__Dataset entries__
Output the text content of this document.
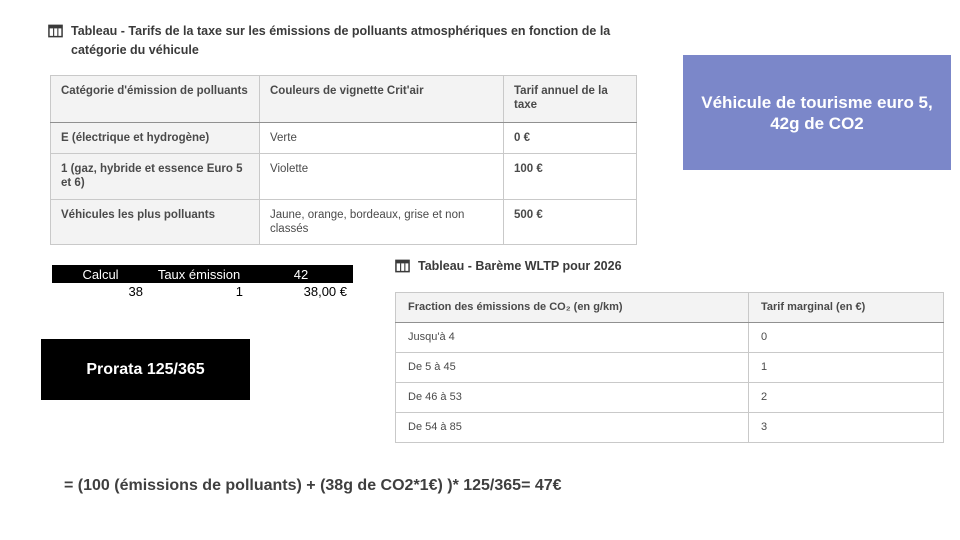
Tableau - Tarifs de la taxe sur les émissions de polluants atmosphériques en fonction de la catégorie du véhicule
Catégorie d'émission de polluants	Couleurs de vignette Crit'air	Tarif annuel de la taxe
E (électrique et hydrogène)	Verte	0 €
1 (gaz, hybride et essence Euro 5 et 6)	Violette	100 €
Véhicules les plus polluants	Jaune, orange, bordeaux, grise et non classés	500 €
Véhicule de tourisme euro 5,
42g de CO2
Calcul	Taux émission	42
38	1	38,00 €
Prorata 125/365
Tableau - Barème WLTP pour 2026
Fraction des émissions de CO₂ (en g/km)	Tarif marginal (en €)
Jusqu'à 4	0
De 5 à 45	1
De 46 à 53	2
De 54 à 85	3
= (100 (émissions de polluants) + (38g de CO2*1€) )* 125/365= 47€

__What you will do__
Excluding the pictures, restate the records above word for word.

__The reply__
Output the text content of this document.
Tableau - Tarifs de la taxe sur les émissions de polluants atmosphériques en fonction de la catégorie du véhicule
Catégorie d'émission de polluants	Couleurs de vignette Crit'air	Tarif annuel de la taxe
E (électrique et hydrogène)	Verte	0 €
1 (gaz, hybride et essence Euro 5 et 6)	Violette	100 €
Véhicules les plus polluants	Jaune, orange, bordeaux, grise et non classés	500 €
Véhicule de tourisme euro 5,
42g de CO2
Calcul	Taux émission	42
38	1	38,00 €
Prorata 125/365
Tableau - Barème WLTP pour 2026
Fraction des émissions de CO₂ (en g/km)	Tarif marginal (en €)
Jusqu'à 4	0
De 5 à 45	1
De 46 à 53	2
De 54 à 85	3
= (100 (émissions de polluants) + (38g de CO2*1€) )* 125/365= 47€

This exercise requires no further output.